WORK TO BE COMPLETED:
Write out all of the entries exactly as given.

[Recorded data]
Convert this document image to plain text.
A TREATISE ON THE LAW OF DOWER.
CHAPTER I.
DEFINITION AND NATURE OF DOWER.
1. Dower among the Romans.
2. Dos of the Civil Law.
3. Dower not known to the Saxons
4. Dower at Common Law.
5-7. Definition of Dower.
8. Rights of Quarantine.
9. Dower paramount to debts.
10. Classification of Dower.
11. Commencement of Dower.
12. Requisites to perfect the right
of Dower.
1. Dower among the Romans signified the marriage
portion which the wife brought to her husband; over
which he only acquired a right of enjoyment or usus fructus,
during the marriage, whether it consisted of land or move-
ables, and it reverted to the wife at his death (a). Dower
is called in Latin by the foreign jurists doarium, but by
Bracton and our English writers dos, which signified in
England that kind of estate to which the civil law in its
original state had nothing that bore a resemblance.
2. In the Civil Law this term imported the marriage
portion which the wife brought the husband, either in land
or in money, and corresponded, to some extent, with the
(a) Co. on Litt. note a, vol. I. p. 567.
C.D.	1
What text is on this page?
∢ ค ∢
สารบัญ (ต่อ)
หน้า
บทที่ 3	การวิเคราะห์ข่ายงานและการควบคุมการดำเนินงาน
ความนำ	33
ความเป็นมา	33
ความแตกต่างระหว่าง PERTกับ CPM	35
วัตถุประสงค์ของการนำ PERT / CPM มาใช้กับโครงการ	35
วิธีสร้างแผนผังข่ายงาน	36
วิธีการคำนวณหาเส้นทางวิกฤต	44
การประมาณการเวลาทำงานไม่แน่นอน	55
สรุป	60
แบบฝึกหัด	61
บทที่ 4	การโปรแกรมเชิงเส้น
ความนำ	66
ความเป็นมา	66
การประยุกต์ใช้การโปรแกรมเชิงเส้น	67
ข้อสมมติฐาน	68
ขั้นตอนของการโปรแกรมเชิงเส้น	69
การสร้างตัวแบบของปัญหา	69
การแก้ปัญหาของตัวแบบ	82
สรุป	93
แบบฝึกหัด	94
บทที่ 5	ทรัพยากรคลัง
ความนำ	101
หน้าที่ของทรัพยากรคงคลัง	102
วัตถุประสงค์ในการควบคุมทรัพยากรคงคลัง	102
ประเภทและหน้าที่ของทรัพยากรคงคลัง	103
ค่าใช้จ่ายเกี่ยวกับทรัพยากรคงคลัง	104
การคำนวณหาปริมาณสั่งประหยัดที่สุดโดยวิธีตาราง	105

FULL ANSWER:
Convert this document image to plain text.
A TREATISE ON THE LAW OF DOWER.
CHAPTER I.
DEFINITION AND NATURE OF DOWER.
1. Dower among the Romans.
2. Dos of the Civil Law.
3. Dower not known to the Saxons
4. Dower at Common Law.
5-7. Definition of Dower.
8. Rights of Quarantine.
9. Dower paramount to debts.
10. Classification of Dower.
11. Commencement of Dower.
12. Requisites to perfect the right
of Dower.
1. Dower among the Romans signified the marriage
portion which the wife brought to her husband; over
which he only acquired a right of enjoyment or usus fructus,
during the marriage, whether it consisted of land or move-
ables, and it reverted to the wife at his death (a). Dower
is called in Latin by the foreign jurists doarium, but by
Bracton and our English writers dos, which signified in
England that kind of estate to which the civil law in its
original state had nothing that bore a resemblance.
2. In the Civil Law this term imported the marriage
portion which the wife brought the husband, either in land
or in money, and corresponded, to some extent, with the
(a) Co. on Litt. note a, vol. I. p. 567.
C.D.	1
What text is on this page?
∢ ค ∢
สารบัญ (ต่อ)
หน้า
บทที่ 3	การวิเคราะห์ข่ายงานและการควบคุมการดำเนินงาน
ความนำ	33
ความเป็นมา	33
ความแตกต่างระหว่าง PERTกับ CPM	35
วัตถุประสงค์ของการนำ PERT / CPM มาใช้กับโครงการ	35
วิธีสร้างแผนผังข่ายงาน	36
วิธีการคำนวณหาเส้นทางวิกฤต	44
การประมาณการเวลาทำงานไม่แน่นอน	55
สรุป	60
แบบฝึกหัด	61
บทที่ 4	การโปรแกรมเชิงเส้น
ความนำ	66
ความเป็นมา	66
การประยุกต์ใช้การโปรแกรมเชิงเส้น	67
ข้อสมมติฐาน	68
ขั้นตอนของการโปรแกรมเชิงเส้น	69
การสร้างตัวแบบของปัญหา	69
การแก้ปัญหาของตัวแบบ	82
สรุป	93
แบบฝึกหัด	94
บทที่ 5	ทรัพยากรคลัง
ความนำ	101
หน้าที่ของทรัพยากรคงคลัง	102
วัตถุประสงค์ในการควบคุมทรัพยากรคงคลัง	102
ประเภทและหน้าที่ของทรัพยากรคงคลัง	103
ค่าใช้จ่ายเกี่ยวกับทรัพยากรคงคลัง	104
การคำนวณหาปริมาณสั่งประหยัดที่สุดโดยวิธีตาราง	105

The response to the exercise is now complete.